## OBJECTIVE
Report the number of lines in these entries that contain "structured". Write only the number.

Figure content listings
- - -

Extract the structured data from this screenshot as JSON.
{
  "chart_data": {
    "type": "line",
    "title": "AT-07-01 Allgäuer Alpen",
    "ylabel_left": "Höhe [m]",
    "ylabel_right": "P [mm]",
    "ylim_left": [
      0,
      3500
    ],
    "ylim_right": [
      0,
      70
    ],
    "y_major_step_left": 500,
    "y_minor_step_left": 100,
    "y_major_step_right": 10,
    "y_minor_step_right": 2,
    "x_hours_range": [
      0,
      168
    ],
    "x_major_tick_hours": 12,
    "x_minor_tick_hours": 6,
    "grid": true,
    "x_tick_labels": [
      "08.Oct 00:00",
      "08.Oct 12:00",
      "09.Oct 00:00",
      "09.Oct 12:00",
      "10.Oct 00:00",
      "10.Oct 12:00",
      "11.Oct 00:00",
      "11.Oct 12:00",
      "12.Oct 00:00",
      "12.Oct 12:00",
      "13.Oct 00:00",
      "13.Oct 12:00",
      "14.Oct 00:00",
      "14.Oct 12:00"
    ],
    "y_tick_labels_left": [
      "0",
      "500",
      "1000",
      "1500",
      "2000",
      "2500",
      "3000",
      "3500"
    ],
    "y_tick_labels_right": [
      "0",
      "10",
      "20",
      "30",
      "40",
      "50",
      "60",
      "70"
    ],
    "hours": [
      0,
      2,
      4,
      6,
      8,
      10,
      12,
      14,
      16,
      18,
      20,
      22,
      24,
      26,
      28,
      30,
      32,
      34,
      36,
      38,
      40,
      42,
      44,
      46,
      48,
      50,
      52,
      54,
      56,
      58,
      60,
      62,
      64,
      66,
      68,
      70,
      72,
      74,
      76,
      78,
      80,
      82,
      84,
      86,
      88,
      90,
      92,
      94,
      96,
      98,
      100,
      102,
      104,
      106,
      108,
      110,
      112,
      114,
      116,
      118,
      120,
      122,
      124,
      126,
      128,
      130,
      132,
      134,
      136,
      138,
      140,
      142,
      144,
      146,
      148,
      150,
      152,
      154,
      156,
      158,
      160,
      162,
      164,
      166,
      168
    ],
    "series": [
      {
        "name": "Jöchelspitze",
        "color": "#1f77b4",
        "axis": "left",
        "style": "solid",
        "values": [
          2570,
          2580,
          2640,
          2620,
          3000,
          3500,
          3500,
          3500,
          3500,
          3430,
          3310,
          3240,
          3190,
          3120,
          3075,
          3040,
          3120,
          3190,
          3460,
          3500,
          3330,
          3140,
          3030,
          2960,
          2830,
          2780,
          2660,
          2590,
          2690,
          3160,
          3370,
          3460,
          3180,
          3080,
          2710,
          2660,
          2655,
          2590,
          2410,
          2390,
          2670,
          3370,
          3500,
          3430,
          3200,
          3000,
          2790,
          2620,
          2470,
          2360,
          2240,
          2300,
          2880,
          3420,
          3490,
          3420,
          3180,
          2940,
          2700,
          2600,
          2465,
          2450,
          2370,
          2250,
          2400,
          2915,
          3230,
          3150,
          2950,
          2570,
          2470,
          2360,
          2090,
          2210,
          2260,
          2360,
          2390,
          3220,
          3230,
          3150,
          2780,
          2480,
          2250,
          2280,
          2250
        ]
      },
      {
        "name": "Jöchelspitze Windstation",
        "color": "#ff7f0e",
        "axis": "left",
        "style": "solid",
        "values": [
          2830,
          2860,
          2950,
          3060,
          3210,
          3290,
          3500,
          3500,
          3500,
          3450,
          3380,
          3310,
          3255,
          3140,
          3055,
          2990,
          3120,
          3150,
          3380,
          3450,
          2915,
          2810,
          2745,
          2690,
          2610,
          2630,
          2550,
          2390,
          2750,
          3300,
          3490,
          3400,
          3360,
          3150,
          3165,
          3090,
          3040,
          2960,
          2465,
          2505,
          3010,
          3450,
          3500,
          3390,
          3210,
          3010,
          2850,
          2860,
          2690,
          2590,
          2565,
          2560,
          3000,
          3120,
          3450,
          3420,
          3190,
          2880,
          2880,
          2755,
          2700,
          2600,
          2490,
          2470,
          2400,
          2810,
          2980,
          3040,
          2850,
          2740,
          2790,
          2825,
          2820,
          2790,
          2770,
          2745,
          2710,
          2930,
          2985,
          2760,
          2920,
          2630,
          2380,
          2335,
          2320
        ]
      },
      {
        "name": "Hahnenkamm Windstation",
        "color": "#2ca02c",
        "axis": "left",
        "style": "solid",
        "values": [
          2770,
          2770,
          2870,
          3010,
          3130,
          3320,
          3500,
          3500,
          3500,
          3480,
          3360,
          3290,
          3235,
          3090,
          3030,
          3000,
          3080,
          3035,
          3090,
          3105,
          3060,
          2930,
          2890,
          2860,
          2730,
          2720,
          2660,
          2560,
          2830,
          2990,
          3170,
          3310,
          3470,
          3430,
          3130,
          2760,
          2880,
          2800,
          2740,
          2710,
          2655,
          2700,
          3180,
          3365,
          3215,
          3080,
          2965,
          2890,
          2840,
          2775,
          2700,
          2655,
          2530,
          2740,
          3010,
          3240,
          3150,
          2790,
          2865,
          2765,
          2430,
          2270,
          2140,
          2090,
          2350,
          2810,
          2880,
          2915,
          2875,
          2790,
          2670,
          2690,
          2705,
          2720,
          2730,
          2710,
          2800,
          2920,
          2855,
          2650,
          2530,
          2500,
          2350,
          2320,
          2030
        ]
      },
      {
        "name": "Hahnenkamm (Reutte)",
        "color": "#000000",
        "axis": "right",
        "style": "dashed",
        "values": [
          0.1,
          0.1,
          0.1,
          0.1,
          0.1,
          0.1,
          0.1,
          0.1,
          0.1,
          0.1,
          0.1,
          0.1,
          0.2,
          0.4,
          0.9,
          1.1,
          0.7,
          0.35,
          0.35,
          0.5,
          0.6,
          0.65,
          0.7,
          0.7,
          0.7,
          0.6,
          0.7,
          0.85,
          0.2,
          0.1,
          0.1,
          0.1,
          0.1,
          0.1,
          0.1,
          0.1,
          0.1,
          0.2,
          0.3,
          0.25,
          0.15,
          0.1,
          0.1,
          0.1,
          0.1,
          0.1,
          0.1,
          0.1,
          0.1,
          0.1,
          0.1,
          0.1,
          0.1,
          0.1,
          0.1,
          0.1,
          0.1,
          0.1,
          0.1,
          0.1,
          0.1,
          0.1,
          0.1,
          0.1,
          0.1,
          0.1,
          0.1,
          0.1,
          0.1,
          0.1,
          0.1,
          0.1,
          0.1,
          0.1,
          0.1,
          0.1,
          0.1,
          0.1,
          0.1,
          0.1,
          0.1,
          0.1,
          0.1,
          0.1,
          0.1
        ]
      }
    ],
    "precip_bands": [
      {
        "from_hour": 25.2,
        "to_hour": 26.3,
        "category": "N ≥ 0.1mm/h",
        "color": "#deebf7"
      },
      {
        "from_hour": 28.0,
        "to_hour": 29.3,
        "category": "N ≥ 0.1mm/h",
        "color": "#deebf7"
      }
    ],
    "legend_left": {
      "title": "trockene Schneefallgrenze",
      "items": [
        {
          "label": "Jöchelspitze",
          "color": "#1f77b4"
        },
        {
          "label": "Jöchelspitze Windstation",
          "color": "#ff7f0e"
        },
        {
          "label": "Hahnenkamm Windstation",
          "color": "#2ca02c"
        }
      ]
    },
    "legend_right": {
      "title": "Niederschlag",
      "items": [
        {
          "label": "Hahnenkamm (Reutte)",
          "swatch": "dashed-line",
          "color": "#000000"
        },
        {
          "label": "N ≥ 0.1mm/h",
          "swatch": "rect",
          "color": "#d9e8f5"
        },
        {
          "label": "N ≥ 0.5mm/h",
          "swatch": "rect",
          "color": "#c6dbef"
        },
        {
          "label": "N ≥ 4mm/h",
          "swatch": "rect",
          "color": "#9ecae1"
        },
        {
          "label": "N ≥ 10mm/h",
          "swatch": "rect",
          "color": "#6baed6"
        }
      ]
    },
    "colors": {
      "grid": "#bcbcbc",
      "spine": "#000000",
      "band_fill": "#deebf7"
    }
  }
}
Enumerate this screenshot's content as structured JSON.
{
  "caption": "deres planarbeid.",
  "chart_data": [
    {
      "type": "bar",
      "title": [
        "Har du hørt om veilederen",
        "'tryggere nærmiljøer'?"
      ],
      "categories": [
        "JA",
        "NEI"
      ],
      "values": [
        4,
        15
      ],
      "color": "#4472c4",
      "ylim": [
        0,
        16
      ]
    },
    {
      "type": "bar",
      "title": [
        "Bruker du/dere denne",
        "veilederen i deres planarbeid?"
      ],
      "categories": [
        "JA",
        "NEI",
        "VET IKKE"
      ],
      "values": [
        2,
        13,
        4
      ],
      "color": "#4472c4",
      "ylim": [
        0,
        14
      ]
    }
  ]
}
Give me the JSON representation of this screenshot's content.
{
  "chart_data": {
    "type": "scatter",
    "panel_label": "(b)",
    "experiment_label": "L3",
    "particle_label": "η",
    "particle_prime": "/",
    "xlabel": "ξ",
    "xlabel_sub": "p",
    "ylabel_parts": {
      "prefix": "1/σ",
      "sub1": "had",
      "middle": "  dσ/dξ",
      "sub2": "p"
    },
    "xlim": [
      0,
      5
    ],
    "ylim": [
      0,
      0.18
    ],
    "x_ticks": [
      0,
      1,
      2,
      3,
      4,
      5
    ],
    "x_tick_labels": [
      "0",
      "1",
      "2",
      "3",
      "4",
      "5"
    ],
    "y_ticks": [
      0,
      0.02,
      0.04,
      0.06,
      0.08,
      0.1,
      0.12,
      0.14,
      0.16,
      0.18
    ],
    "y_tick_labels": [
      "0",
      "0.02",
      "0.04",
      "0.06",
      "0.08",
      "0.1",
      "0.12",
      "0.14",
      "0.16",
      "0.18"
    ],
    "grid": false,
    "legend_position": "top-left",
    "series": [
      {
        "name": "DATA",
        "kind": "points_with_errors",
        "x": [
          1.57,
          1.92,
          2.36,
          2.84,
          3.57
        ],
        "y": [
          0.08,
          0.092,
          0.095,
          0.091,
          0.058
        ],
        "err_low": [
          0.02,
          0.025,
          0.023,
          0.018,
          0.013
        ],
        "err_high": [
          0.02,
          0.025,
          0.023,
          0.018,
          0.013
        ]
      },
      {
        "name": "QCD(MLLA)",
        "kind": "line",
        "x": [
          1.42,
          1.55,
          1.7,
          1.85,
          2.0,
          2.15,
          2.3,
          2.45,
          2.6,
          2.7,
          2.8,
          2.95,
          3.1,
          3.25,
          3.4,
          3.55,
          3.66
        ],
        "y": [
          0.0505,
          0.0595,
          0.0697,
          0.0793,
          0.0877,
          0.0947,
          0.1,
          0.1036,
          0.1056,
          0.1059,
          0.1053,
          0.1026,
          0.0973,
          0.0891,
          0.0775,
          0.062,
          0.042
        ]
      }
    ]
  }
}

- - -

## SOLUTION FOR THIS EXERCISE
2